Copy out all lines carrying the word "Energy".

Extracted data.

========

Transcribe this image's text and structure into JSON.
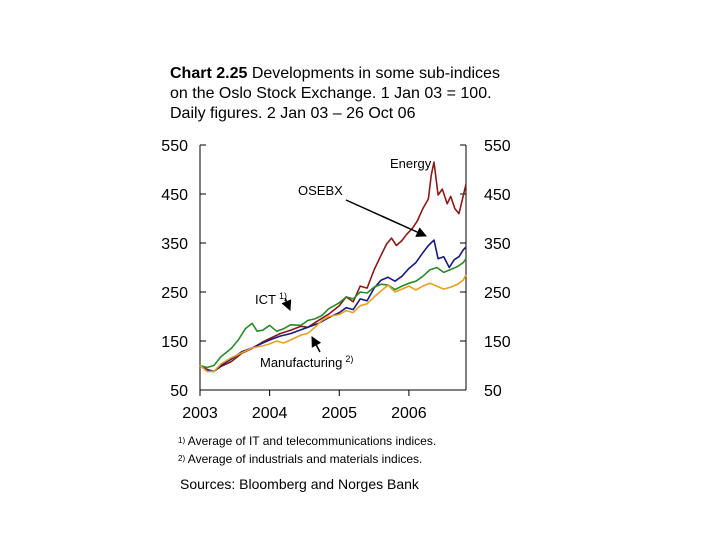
{
  "title_prefix": "Chart 2.25",
  "title_rest": " Developments in some sub-indices on the Oslo Stock Exchange. 1 Jan 03 = 100. Daily figures. 2 Jan 03 – 26 Oct 06",
  "footnote1": {
    "marker": "1)",
    "text": "Average of  IT and telecommunications indices."
  },
  "footnote2": {
    "marker": "2)",
    "text": "Average of  industrials and materials indices."
  },
  "sources": "Sources: Bloomberg and Norges Bank",
  "chart_data": {
    "type": "line",
    "title": "Developments in some sub-indices on the Oslo Stock Exchange. 1 Jan 03 = 100. Daily figures. 2 Jan 03 – 26 Oct 06",
    "x_range": [
      2003.0,
      2006.82
    ],
    "x_ticks": [
      "2003",
      "2004",
      "2005",
      "2006"
    ],
    "y_ticks": [
      "50",
      "150",
      "250",
      "350",
      "450",
      "550"
    ],
    "ylim": [
      50,
      550
    ],
    "annotations": [
      {
        "label": "Energy",
        "series": "Energy"
      },
      {
        "label": "OSEBX",
        "series": "OSEBX"
      },
      {
        "label": "ICT",
        "superscript": "1)",
        "series": "ICT"
      },
      {
        "label": "Manufacturing",
        "superscript": "2)",
        "series": "Manufacturing"
      }
    ],
    "series": [
      {
        "name": "Energy",
        "color": "#8b1a1a",
        "points": [
          [
            2003.0,
            100
          ],
          [
            2003.1,
            92
          ],
          [
            2003.2,
            88
          ],
          [
            2003.3,
            98
          ],
          [
            2003.45,
            108
          ],
          [
            2003.6,
            125
          ],
          [
            2003.75,
            135
          ],
          [
            2003.9,
            148
          ],
          [
            2004.0,
            155
          ],
          [
            2004.15,
            165
          ],
          [
            2004.3,
            172
          ],
          [
            2004.45,
            180
          ],
          [
            2004.55,
            178
          ],
          [
            2004.7,
            192
          ],
          [
            2004.85,
            205
          ],
          [
            2005.0,
            222
          ],
          [
            2005.1,
            240
          ],
          [
            2005.2,
            230
          ],
          [
            2005.3,
            262
          ],
          [
            2005.4,
            258
          ],
          [
            2005.5,
            295
          ],
          [
            2005.6,
            325
          ],
          [
            2005.68,
            348
          ],
          [
            2005.75,
            360
          ],
          [
            2005.82,
            345
          ],
          [
            2005.9,
            355
          ],
          [
            2005.97,
            368
          ],
          [
            2006.05,
            380
          ],
          [
            2006.12,
            395
          ],
          [
            2006.2,
            420
          ],
          [
            2006.28,
            440
          ],
          [
            2006.32,
            488
          ],
          [
            2006.36,
            515
          ],
          [
            2006.42,
            448
          ],
          [
            2006.48,
            460
          ],
          [
            2006.55,
            430
          ],
          [
            2006.6,
            445
          ],
          [
            2006.66,
            420
          ],
          [
            2006.72,
            410
          ],
          [
            2006.77,
            440
          ],
          [
            2006.82,
            470
          ]
        ]
      },
      {
        "name": "OSEBX",
        "color": "#1a1a80",
        "points": [
          [
            2003.0,
            100
          ],
          [
            2003.1,
            90
          ],
          [
            2003.2,
            88
          ],
          [
            2003.3,
            100
          ],
          [
            2003.45,
            113
          ],
          [
            2003.6,
            128
          ],
          [
            2003.75,
            136
          ],
          [
            2003.9,
            146
          ],
          [
            2004.0,
            152
          ],
          [
            2004.15,
            160
          ],
          [
            2004.3,
            165
          ],
          [
            2004.45,
            173
          ],
          [
            2004.55,
            178
          ],
          [
            2004.7,
            186
          ],
          [
            2004.85,
            198
          ],
          [
            2005.0,
            208
          ],
          [
            2005.1,
            218
          ],
          [
            2005.2,
            214
          ],
          [
            2005.3,
            236
          ],
          [
            2005.4,
            232
          ],
          [
            2005.5,
            258
          ],
          [
            2005.6,
            274
          ],
          [
            2005.7,
            280
          ],
          [
            2005.8,
            272
          ],
          [
            2005.9,
            282
          ],
          [
            2006.0,
            298
          ],
          [
            2006.1,
            310
          ],
          [
            2006.2,
            330
          ],
          [
            2006.28,
            345
          ],
          [
            2006.36,
            356
          ],
          [
            2006.42,
            318
          ],
          [
            2006.5,
            322
          ],
          [
            2006.58,
            300
          ],
          [
            2006.65,
            316
          ],
          [
            2006.72,
            322
          ],
          [
            2006.78,
            336
          ],
          [
            2006.82,
            342
          ]
        ]
      },
      {
        "name": "ICT",
        "color": "#2a8a2a",
        "points": [
          [
            2003.0,
            100
          ],
          [
            2003.1,
            96
          ],
          [
            2003.2,
            100
          ],
          [
            2003.3,
            118
          ],
          [
            2003.45,
            135
          ],
          [
            2003.55,
            152
          ],
          [
            2003.65,
            175
          ],
          [
            2003.75,
            186
          ],
          [
            2003.82,
            170
          ],
          [
            2003.9,
            172
          ],
          [
            2004.0,
            182
          ],
          [
            2004.1,
            170
          ],
          [
            2004.2,
            175
          ],
          [
            2004.3,
            183
          ],
          [
            2004.45,
            182
          ],
          [
            2004.55,
            192
          ],
          [
            2004.65,
            195
          ],
          [
            2004.75,
            202
          ],
          [
            2004.85,
            216
          ],
          [
            2005.0,
            228
          ],
          [
            2005.1,
            240
          ],
          [
            2005.2,
            236
          ],
          [
            2005.3,
            250
          ],
          [
            2005.4,
            248
          ],
          [
            2005.5,
            260
          ],
          [
            2005.6,
            266
          ],
          [
            2005.7,
            264
          ],
          [
            2005.8,
            255
          ],
          [
            2005.9,
            262
          ],
          [
            2006.0,
            268
          ],
          [
            2006.1,
            272
          ],
          [
            2006.2,
            282
          ],
          [
            2006.3,
            295
          ],
          [
            2006.4,
            300
          ],
          [
            2006.5,
            290
          ],
          [
            2006.6,
            296
          ],
          [
            2006.7,
            302
          ],
          [
            2006.78,
            310
          ],
          [
            2006.82,
            318
          ]
        ]
      },
      {
        "name": "Manufacturing",
        "color": "#e8a020",
        "points": [
          [
            2003.0,
            100
          ],
          [
            2003.1,
            88
          ],
          [
            2003.2,
            88
          ],
          [
            2003.3,
            103
          ],
          [
            2003.45,
            116
          ],
          [
            2003.6,
            126
          ],
          [
            2003.75,
            136
          ],
          [
            2003.9,
            140
          ],
          [
            2004.0,
            144
          ],
          [
            2004.1,
            150
          ],
          [
            2004.2,
            146
          ],
          [
            2004.3,
            152
          ],
          [
            2004.45,
            162
          ],
          [
            2004.55,
            166
          ],
          [
            2004.65,
            178
          ],
          [
            2004.75,
            192
          ],
          [
            2004.85,
            200
          ],
          [
            2005.0,
            204
          ],
          [
            2005.1,
            212
          ],
          [
            2005.2,
            208
          ],
          [
            2005.3,
            222
          ],
          [
            2005.4,
            226
          ],
          [
            2005.5,
            240
          ],
          [
            2005.6,
            252
          ],
          [
            2005.7,
            264
          ],
          [
            2005.8,
            250
          ],
          [
            2005.9,
            256
          ],
          [
            2006.0,
            262
          ],
          [
            2006.1,
            254
          ],
          [
            2006.2,
            262
          ],
          [
            2006.3,
            268
          ],
          [
            2006.4,
            262
          ],
          [
            2006.5,
            256
          ],
          [
            2006.6,
            260
          ],
          [
            2006.7,
            266
          ],
          [
            2006.78,
            274
          ],
          [
            2006.82,
            285
          ]
        ]
      }
    ]
  }
}
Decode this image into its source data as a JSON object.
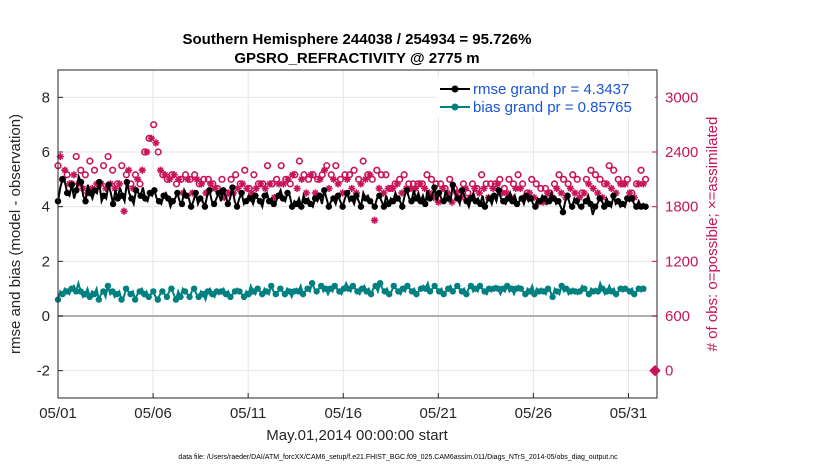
{
  "chart_data": {
    "type": "line",
    "title": "Southern Hemisphere 244038 / 254934 = 95.726%",
    "subtitle": "GPSRO_REFRACTIVITY @ 2775 m",
    "xlabel": "May.01,2014 00:00:00 start",
    "ylabel": "rmse and bias (model - observation)",
    "ylabel_right": "# of obs: o=possible; ×=assimilated",
    "xlim": [
      0,
      31.5
    ],
    "ylim": [
      -3,
      9
    ],
    "ylim_right": [
      -300,
      3300
    ],
    "x_ticks": [
      0,
      5,
      10,
      15,
      20,
      25,
      30
    ],
    "x_tick_labels": [
      "05/01",
      "05/06",
      "05/11",
      "05/16",
      "05/21",
      "05/26",
      "05/31"
    ],
    "y_ticks": [
      -2,
      0,
      2,
      4,
      6,
      8
    ],
    "y_tick_labels": [
      "-2",
      "0",
      "2",
      "4",
      "6",
      "8"
    ],
    "y_right_ticks": [
      0,
      600,
      1200,
      1800,
      2400,
      3000
    ],
    "y_right_tick_labels": [
      "0",
      "600",
      "1200",
      "1800",
      "2400",
      "3000"
    ],
    "grid": true,
    "legend_position": "top-right",
    "series": [
      {
        "name": "rmse grand pr = 4.3437",
        "axis": "left",
        "color": "#000000",
        "values": [
          4.2,
          4.7,
          5.0,
          4.9,
          4.5,
          4.4,
          4.8,
          4.3,
          4.6,
          5.1,
          4.9,
          4.4,
          4.2,
          4.8,
          4.5,
          4.3,
          4.6,
          4.5,
          4.9,
          4.2,
          4.4,
          4.3,
          4.8,
          4.5,
          4.1,
          4.6,
          4.3,
          4.7,
          4.4,
          4.2,
          4.9,
          4.5,
          4.3,
          4.1,
          4.6,
          4.5,
          4.4,
          4.7,
          4.3,
          4.2,
          4.5,
          4.4,
          4.6,
          4.3,
          4.2,
          4.1,
          4.4,
          4.5,
          4.3,
          4.0,
          4.2,
          4.3,
          4.5,
          4.2,
          4.1,
          4.6,
          4.4,
          4.3,
          4.0,
          4.2,
          4.5,
          4.1,
          4.3,
          4.2,
          4.0,
          4.4,
          4.6,
          4.2,
          4.1,
          4.3,
          4.5,
          4.2,
          4.6,
          4.4,
          4.1,
          4.3,
          4.7,
          4.2,
          4.0,
          4.3,
          4.5,
          4.1,
          4.2,
          4.4,
          4.3,
          4.1,
          4.4,
          4.3,
          4.2,
          4.0,
          4.4,
          4.5,
          4.2,
          4.3,
          4.1,
          4.2,
          4.4,
          4.6,
          4.3,
          4.2,
          4.5,
          4.4,
          4.0,
          4.2,
          4.1,
          4.3,
          4.0,
          4.4,
          4.2,
          4.3,
          4.1,
          4.0,
          4.3,
          4.2,
          4.4,
          4.1,
          4.6,
          4.3,
          4.0,
          4.2,
          4.3,
          4.1,
          4.4,
          4.2,
          4.0,
          4.3,
          4.5,
          4.2,
          4.3,
          4.1,
          4.4,
          4.2,
          4.0,
          4.5,
          4.3,
          4.4,
          4.2,
          4.1,
          4.0,
          4.3,
          4.4,
          4.2,
          4.0,
          4.4,
          4.1,
          4.3,
          4.2,
          4.5,
          4.3,
          4.2,
          4.0,
          4.4,
          4.6,
          4.3,
          4.2,
          4.6,
          4.3,
          4.5,
          4.2,
          4.4,
          4.1,
          4.6,
          4.3,
          4.4,
          4.7,
          4.2,
          4.5,
          4.3,
          4.2,
          4.6,
          4.3,
          4.2,
          4.8,
          4.5,
          4.3,
          4.1,
          4.6,
          4.4,
          4.2,
          4.0,
          4.3,
          4.5,
          4.2,
          4.3,
          4.1,
          4.4,
          4.0,
          4.2,
          4.3,
          4.1,
          4.4,
          4.2,
          4.6,
          4.3,
          4.2,
          4.1,
          4.3,
          4.5,
          4.2,
          4.4,
          4.1,
          4.2,
          4.3,
          4.1,
          4.4,
          4.2,
          4.3,
          4.1,
          4.0,
          4.3,
          4.2,
          4.4,
          4.3,
          4.1,
          4.2,
          4.5,
          4.3,
          4.1,
          4.2,
          4.0,
          3.8,
          4.2,
          4.4,
          4.1,
          4.0,
          4.3,
          4.2,
          4.0,
          4.0,
          4.1,
          4.2,
          4.4,
          4.1,
          3.7,
          4.0,
          4.1,
          4.3,
          4.2,
          4.0,
          4.3,
          4.1,
          4.0,
          4.4,
          4.1,
          4.2,
          4.0,
          4.1,
          4.0,
          4.3,
          4.2,
          4.3,
          4.1,
          4.0,
          4.2,
          4.0,
          4.1,
          4.0
        ]
      },
      {
        "name": "bias grand pr = 0.85765",
        "axis": "left",
        "color": "#008080",
        "values": [
          0.6,
          0.9,
          0.8,
          1.0,
          0.9,
          0.8,
          1.0,
          1.1,
          0.9,
          1.2,
          0.9,
          0.7,
          0.8,
          1.0,
          0.7,
          0.9,
          0.8,
          1.0,
          0.6,
          0.8,
          0.9,
          0.7,
          1.1,
          0.8,
          0.9,
          0.7,
          0.8,
          0.9,
          0.6,
          0.7,
          1.0,
          0.9,
          0.8,
          0.9,
          0.6,
          0.8,
          0.9,
          1.0,
          0.8,
          0.9,
          0.7,
          0.8,
          0.9,
          0.7,
          0.6,
          0.8,
          0.9,
          0.8,
          0.7,
          0.9,
          1.0,
          0.8,
          0.6,
          0.9,
          0.7,
          1.0,
          0.9,
          0.8,
          0.7,
          0.9,
          1.0,
          0.8,
          0.7,
          0.9,
          0.8,
          0.6,
          0.9,
          1.0,
          0.8,
          0.7,
          0.9,
          0.8,
          0.9,
          1.0,
          0.8,
          0.9,
          0.7,
          0.8,
          0.9,
          1.0,
          0.9,
          0.8,
          0.7,
          0.9,
          0.8,
          1.1,
          0.9,
          0.8,
          1.0,
          0.9,
          0.8,
          1.0,
          0.9,
          0.8,
          1.1,
          0.9,
          0.8,
          0.9,
          1.0,
          0.9,
          0.8,
          1.0,
          0.9,
          0.7,
          0.9,
          1.0,
          0.9,
          1.1,
          0.8,
          0.9,
          1.0,
          0.9,
          1.2,
          1.0,
          0.9,
          1.0,
          1.1,
          0.9,
          1.0,
          0.8,
          1.0,
          0.9,
          1.1,
          1.0,
          0.9,
          0.8,
          1.0,
          1.2,
          1.0,
          0.9,
          1.1,
          1.0,
          0.9,
          0.8,
          1.0,
          1.1,
          0.9,
          1.0,
          0.8,
          1.0,
          1.1,
          0.9,
          1.2,
          1.0,
          0.9,
          1.0,
          0.8,
          0.9,
          1.1,
          1.0,
          0.9,
          0.8,
          1.0,
          0.9,
          1.1,
          1.0,
          0.9,
          1.0,
          0.8,
          0.9,
          1.0,
          1.1,
          1.0,
          1.2,
          0.9,
          1.0,
          1.1,
          1.0,
          0.9,
          1.0,
          0.8,
          0.9,
          1.0,
          1.1,
          0.9,
          1.0,
          1.1,
          1.0,
          0.9,
          1.0,
          0.8,
          1.0,
          1.1,
          0.9,
          1.0,
          0.9,
          1.1,
          1.0,
          0.9,
          0.8,
          1.0,
          0.9,
          1.0,
          1.1,
          1.0,
          0.8,
          1.0,
          0.9,
          1.1,
          0.9,
          1.0,
          0.8,
          1.0,
          1.1,
          1.0,
          0.9,
          0.8,
          1.0,
          0.9,
          1.1,
          0.8,
          1.0,
          0.9,
          1.0,
          0.9,
          0.8,
          1.0,
          0.9,
          0.7,
          1.0,
          0.9,
          0.8,
          1.1,
          0.9,
          1.0,
          0.8,
          0.9,
          1.0,
          0.9,
          0.8,
          0.9,
          1.1,
          1.0,
          0.9,
          0.8,
          1.0,
          0.9,
          1.0,
          0.9,
          1.2,
          1.0,
          0.8,
          0.9,
          1.1,
          0.9,
          1.0,
          0.8,
          0.9,
          1.0,
          0.9,
          1.0,
          1.0,
          0.9,
          1.0,
          0.8,
          0.9,
          1.0,
          0.9,
          1.0,
          0.9
        ]
      }
    ],
    "obs_possible": {
      "axis": "right",
      "marker": "circle",
      "color": "#c8155a",
      "values": [
        2250,
        2450,
        2100,
        2300,
        2150,
        2200,
        2050,
        2250,
        2350,
        2150,
        2200,
        2100,
        2150,
        2050,
        2300,
        2100,
        2200,
        2150,
        2050,
        2150,
        2250,
        2100,
        2350,
        2150,
        2200,
        2100,
        2050,
        2150,
        2250,
        2050,
        2150,
        2300,
        2050,
        2100,
        2150,
        2200,
        2050,
        2300,
        2400,
        2500,
        2550,
        2650,
        2700,
        2600,
        2400,
        2300,
        2150,
        2250,
        2100,
        2200,
        2150,
        2250,
        2050,
        2200,
        2100,
        2050,
        2150,
        2200,
        2100,
        2050,
        2150,
        2200,
        2050,
        2150,
        2100,
        2050,
        2100,
        2150,
        2050,
        2100,
        2000,
        2050,
        2100,
        2000,
        1950,
        2050,
        2100,
        2050,
        2150,
        2100,
        2050,
        2150,
        2200,
        2100,
        2000,
        2050,
        2150,
        2100,
        2050,
        2150,
        2050,
        2100,
        2250,
        2150,
        2050,
        2000,
        2100,
        2150,
        2250,
        2150,
        2100,
        2200,
        2050,
        2250,
        2150,
        2100,
        2300,
        2200,
        2150,
        2050,
        2100,
        2250,
        2150,
        2050,
        2100,
        2200,
        2150,
        2300,
        2250,
        2100,
        2150,
        2200,
        2250,
        2150,
        2100,
        2050,
        2150,
        2200,
        2150,
        2100,
        2200,
        2050,
        2100,
        2150,
        2300,
        2200,
        2150,
        2250,
        2100,
        2050,
        2200,
        2100,
        2150,
        2050,
        2150,
        2100,
        2000,
        2100,
        2050,
        2150,
        2100,
        2050,
        2150,
        2100,
        2050,
        2100,
        2050,
        2100,
        2050,
        2150,
        2050,
        2100,
        2150,
        2050,
        2100,
        2000,
        2050,
        1950,
        2050,
        2100,
        2000,
        2050,
        2100,
        1950,
        2000,
        2050,
        1950,
        2000,
        2050,
        2100,
        1950,
        2000,
        2050,
        2100,
        2000,
        2050,
        2150,
        2100,
        2050,
        2000,
        2050,
        2100,
        2050,
        2150,
        2100,
        2050,
        2000,
        2050,
        2100,
        2000,
        2050,
        2100,
        2150,
        2100,
        2050,
        2000,
        1950,
        2050,
        2100,
        2000,
        2050,
        1950,
        2000,
        1950,
        2000,
        2050,
        1950,
        2000,
        2050,
        2100,
        2150,
        2050,
        2100,
        2000,
        2050,
        2100,
        2150,
        2050,
        2100,
        2000,
        1950,
        2050,
        2100,
        2150,
        2200,
        2100,
        2150,
        2050,
        2100,
        2000,
        2050,
        2150,
        2250,
        2100,
        2200,
        2050,
        2100,
        2150,
        2050,
        2150,
        2100,
        2050,
        1950,
        2000,
        2050,
        2150,
        2200,
        2150,
        2100
      ]
    },
    "obs_assimilated": {
      "axis": "right",
      "marker": "asterisk",
      "color": "#c8155a",
      "values": [
        2050,
        2350,
        2000,
        2200,
        1850,
        2050,
        1950,
        2150,
        2250,
        2050,
        2100,
        2000,
        2050,
        1950,
        2200,
        2000,
        2100,
        2050,
        1950,
        2050,
        2150,
        2000,
        2250,
        2050,
        2100,
        2000,
        1950,
        2050,
        2150,
        1750,
        2050,
        2200,
        1950,
        2000,
        2050,
        2100,
        1950,
        2200,
        2300,
        2400,
        2450,
        2550,
        2600,
        2500,
        2300,
        2200,
        2050,
        2150,
        2000,
        2100,
        2050,
        2150,
        1950,
        2100,
        2000,
        1950,
        2050,
        2100,
        2000,
        1950,
        2050,
        2100,
        1950,
        2050,
        2000,
        1950,
        2000,
        2050,
        1950,
        2000,
        1900,
        1950,
        2000,
        1900,
        1650,
        1950,
        2000,
        1950,
        2050,
        2000,
        1950,
        2050,
        2100,
        2000,
        1700,
        1950,
        2050,
        2000,
        1950,
        2050,
        1950,
        2000,
        2150,
        2050,
        1950,
        1900,
        2000,
        2050,
        2150,
        2050,
        2000,
        2100,
        1950,
        2150,
        2050,
        2000,
        2200,
        2100,
        2050,
        1950,
        2000,
        2150,
        2050,
        1950,
        2000,
        2100,
        2050,
        2200,
        2150,
        2000,
        2050,
        2100,
        2150,
        2050,
        2000,
        1950,
        2050,
        2100,
        2050,
        2000,
        2100,
        1950,
        2000,
        2050,
        2200,
        2100,
        2050,
        2150,
        2000,
        1650,
        2100,
        2000,
        2050,
        1950,
        2050,
        2000,
        1900,
        2000,
        1950,
        2050,
        2000,
        1950,
        2050,
        2000,
        1950,
        2000,
        1950,
        2000,
        1950,
        2050,
        1950,
        2000,
        2050,
        1950,
        2000,
        1900,
        1950,
        1850,
        1950,
        2000,
        1900,
        1950,
        2000,
        1850,
        1900,
        1950,
        1850,
        1900,
        1950,
        2000,
        1850,
        1900,
        1950,
        2000,
        1900,
        1950,
        2050,
        2000,
        1950,
        1900,
        1950,
        2000,
        1950,
        2050,
        2000,
        1950,
        1900,
        1950,
        2000,
        1900,
        1950,
        2000,
        2050,
        2000,
        1950,
        1900,
        1850,
        1950,
        2000,
        1900,
        1950,
        1850,
        1900,
        1850,
        1900,
        1950,
        1850,
        1900,
        1950,
        2000,
        2050,
        1950,
        2000,
        1900,
        1950,
        2000,
        2050,
        1950,
        2000,
        1900,
        1850,
        1950,
        2000,
        2050,
        2100,
        2000,
        2050,
        1950,
        2000,
        1900,
        1950,
        2050,
        2150,
        2000,
        2100,
        1950,
        2000,
        2050,
        1950,
        2050,
        2000,
        1950,
        1850,
        1900,
        1950,
        2050,
        2100,
        2050,
        2000
      ]
    },
    "extra_marker": {
      "x": 31.5,
      "y_right": 0,
      "marker": "diamond",
      "color": "#c8155a"
    }
  },
  "footnote": "data file: /Users/raeder/DAI/ATM_forcXX/CAM6_setup/f.e21.FHIST_BGC.f09_025.CAM6assim.011/Diags_NTrS_2014-05/obs_diag_output.nc",
  "colors": {
    "rmse": "#000000",
    "bias": "#008080",
    "right_axis": "#c8155a",
    "zero_line": "#b0b0b0",
    "grid": "#e6e6e6"
  }
}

========

Complete output.
        "label": "Energy",
        "series": "Energy"
        "name": "Energy",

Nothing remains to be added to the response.